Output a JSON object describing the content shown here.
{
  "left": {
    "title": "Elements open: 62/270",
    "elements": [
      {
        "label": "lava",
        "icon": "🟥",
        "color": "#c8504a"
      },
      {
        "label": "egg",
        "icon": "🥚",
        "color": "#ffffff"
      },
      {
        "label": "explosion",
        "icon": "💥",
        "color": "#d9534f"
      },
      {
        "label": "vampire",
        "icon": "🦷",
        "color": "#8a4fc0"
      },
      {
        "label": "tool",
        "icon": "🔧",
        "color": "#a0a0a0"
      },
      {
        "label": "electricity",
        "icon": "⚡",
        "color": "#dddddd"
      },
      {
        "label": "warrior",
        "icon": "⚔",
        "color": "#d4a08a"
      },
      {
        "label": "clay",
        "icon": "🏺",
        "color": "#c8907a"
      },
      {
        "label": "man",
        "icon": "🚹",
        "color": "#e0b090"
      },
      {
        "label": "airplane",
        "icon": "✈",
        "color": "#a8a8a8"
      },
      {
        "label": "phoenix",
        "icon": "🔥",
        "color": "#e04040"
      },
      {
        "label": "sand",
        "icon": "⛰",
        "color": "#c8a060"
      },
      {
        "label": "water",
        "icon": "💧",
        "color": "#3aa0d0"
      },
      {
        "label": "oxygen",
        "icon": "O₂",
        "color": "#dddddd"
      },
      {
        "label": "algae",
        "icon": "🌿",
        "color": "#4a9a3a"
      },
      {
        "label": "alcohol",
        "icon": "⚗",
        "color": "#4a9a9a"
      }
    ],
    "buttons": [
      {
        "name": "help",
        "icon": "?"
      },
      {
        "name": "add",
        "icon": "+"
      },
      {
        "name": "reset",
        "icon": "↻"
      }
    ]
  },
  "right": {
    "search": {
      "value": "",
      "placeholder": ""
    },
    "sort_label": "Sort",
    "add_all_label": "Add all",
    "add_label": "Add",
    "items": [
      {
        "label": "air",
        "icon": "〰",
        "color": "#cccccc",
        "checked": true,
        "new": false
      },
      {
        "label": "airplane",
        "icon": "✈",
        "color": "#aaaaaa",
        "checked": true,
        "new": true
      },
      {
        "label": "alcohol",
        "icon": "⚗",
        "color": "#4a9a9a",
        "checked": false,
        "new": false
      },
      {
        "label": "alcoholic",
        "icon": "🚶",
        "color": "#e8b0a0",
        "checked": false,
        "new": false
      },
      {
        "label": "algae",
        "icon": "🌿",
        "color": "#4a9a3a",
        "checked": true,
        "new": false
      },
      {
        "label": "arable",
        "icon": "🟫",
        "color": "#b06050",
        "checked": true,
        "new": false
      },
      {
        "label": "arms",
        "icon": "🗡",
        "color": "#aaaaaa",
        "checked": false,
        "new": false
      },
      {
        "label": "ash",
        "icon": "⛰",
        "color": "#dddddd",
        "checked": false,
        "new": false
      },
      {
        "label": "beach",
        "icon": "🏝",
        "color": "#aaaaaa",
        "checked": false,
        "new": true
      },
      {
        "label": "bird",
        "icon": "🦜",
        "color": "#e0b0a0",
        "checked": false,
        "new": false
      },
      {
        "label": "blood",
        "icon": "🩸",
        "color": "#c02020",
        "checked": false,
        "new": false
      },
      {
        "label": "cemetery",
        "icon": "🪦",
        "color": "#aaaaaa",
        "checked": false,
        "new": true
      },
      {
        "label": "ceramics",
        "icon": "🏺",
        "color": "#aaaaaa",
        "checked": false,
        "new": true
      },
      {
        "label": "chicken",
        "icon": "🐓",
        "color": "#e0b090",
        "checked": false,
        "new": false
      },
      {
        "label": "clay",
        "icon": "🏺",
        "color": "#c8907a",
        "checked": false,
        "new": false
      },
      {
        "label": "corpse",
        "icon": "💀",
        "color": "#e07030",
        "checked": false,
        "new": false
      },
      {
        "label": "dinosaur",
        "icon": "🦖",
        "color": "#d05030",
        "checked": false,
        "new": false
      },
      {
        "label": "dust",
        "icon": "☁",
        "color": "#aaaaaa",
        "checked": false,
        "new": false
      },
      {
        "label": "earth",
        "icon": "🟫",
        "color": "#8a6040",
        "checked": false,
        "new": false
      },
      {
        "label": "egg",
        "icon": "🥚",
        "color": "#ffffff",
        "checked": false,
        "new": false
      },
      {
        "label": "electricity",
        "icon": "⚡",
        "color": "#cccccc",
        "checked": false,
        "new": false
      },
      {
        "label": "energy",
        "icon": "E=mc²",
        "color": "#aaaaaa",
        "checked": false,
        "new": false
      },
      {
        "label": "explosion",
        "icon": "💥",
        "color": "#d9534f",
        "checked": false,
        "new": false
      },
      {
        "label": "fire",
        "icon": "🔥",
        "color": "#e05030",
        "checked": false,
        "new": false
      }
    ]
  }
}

▸ What needs to be done
Copy out all of the lines above exactly.

▸ Solution for this problem
Output a JSON object describing the content shown here.
{
  "left": {
    "title": "Elements open: 62/270",
    "elements": [
      {
        "label": "lava",
        "icon": "🟥",
        "color": "#c8504a"
      },
      {
        "label": "egg",
        "icon": "🥚",
        "color": "#ffffff"
      },
      {
        "label": "explosion",
        "icon": "💥",
        "color": "#d9534f"
      },
      {
        "label": "vampire",
        "icon": "🦷",
        "color": "#8a4fc0"
      },
      {
        "label": "tool",
        "icon": "🔧",
        "color": "#a0a0a0"
      },
      {
        "label": "electricity",
        "icon": "⚡",
        "color": "#dddddd"
      },
      {
        "label": "warrior",
        "icon": "⚔",
        "color": "#d4a08a"
      },
      {
        "label": "clay",
        "icon": "🏺",
        "color": "#c8907a"
      },
      {
        "label": "man",
        "icon": "🚹",
        "color": "#e0b090"
      },
      {
        "label": "airplane",
        "icon": "✈",
        "color": "#a8a8a8"
      },
      {
        "label": "phoenix",
        "icon": "🔥",
        "color": "#e04040"
      },
      {
        "label": "sand",
        "icon": "⛰",
        "color": "#c8a060"
      },
      {
        "label": "water",
        "icon": "💧",
        "color": "#3aa0d0"
      },
      {
        "label": "oxygen",
        "icon": "O₂",
        "color": "#dddddd"
      },
      {
        "label": "algae",
        "icon": "🌿",
        "color": "#4a9a3a"
      },
      {
        "label": "alcohol",
        "icon": "⚗",
        "color": "#4a9a9a"
      }
    ],
    "buttons": [
      {
        "name": "help",
        "icon": "?"
      },
      {
        "name": "add",
        "icon": "+"
      },
      {
        "name": "reset",
        "icon": "↻"
      }
    ]
  },
  "right": {
    "search": {
      "value": "",
      "placeholder": ""
    },
    "sort_label": "Sort",
    "add_all_label": "Add all",
    "add_label": "Add",
    "items": [
      {
        "label": "air",
        "icon": "〰",
        "color": "#cccccc",
        "checked": true,
        "new": false
      },
      {
        "label": "airplane",
        "icon": "✈",
        "color": "#aaaaaa",
        "checked": true,
        "new": true
      },
      {
        "label": "alcohol",
        "icon": "⚗",
        "color": "#4a9a9a",
        "checked": false,
        "new": false
      },
      {
        "label": "alcoholic",
        "icon": "🚶",
        "color": "#e8b0a0",
        "checked": false,
        "new": false
      },
      {
        "label": "algae",
        "icon": "🌿",
        "color": "#4a9a3a",
        "checked": true,
        "new": false
      },
      {
        "label": "arable",
        "icon": "🟫",
        "color": "#b06050",
        "checked": true,
        "new": false
      },
      {
        "label": "arms",
        "icon": "🗡",
        "color": "#aaaaaa",
        "checked": false,
        "new": false
      },
      {
        "label": "ash",
        "icon": "⛰",
        "color": "#dddddd",
        "checked": false,
        "new": false
      },
      {
        "label": "beach",
        "icon": "🏝",
        "color": "#aaaaaa",
        "checked": false,
        "new": true
      },
      {
        "label": "bird",
        "icon": "🦜",
        "color": "#e0b0a0",
        "checked": false,
        "new": false
      },
      {
        "label": "blood",
        "icon": "🩸",
        "color": "#c02020",
        "checked": false,
        "new": false
      },
      {
        "label": "cemetery",
        "icon": "🪦",
        "color": "#aaaaaa",
        "checked": false,
        "new": true
      },
      {
        "label": "ceramics",
        "icon": "🏺",
        "color": "#aaaaaa",
        "checked": false,
        "new": true
      },
      {
        "label": "chicken",
        "icon": "🐓",
        "color": "#e0b090",
        "checked": false,
        "new": false
      },
      {
        "label": "clay",
        "icon": "🏺",
        "color": "#c8907a",
        "checked": false,
        "new": false
      },
      {
        "label": "corpse",
        "icon": "💀",
        "color": "#e07030",
        "checked": false,
        "new": false
      },
      {
        "label": "dinosaur",
        "icon": "🦖",
        "color": "#d05030",
        "checked": false,
        "new": false
      },
      {
        "label": "dust",
        "icon": "☁",
        "color": "#aaaaaa",
        "checked": false,
        "new": false
      },
      {
        "label": "earth",
        "icon": "🟫",
        "color": "#8a6040",
        "checked": false,
        "new": false
      },
      {
        "label": "egg",
        "icon": "🥚",
        "color": "#ffffff",
        "checked": false,
        "new": false
      },
      {
        "label": "electricity",
        "icon": "⚡",
        "color": "#cccccc",
        "checked": false,
        "new": false
      },
      {
        "label": "energy",
        "icon": "E=mc²",
        "color": "#aaaaaa",
        "checked": false,
        "new": false
      },
      {
        "label": "explosion",
        "icon": "💥",
        "color": "#d9534f",
        "checked": false,
        "new": false
      },
      {
        "label": "fire",
        "icon": "🔥",
        "color": "#e05030",
        "checked": false,
        "new": false
      }
    ]
  }
}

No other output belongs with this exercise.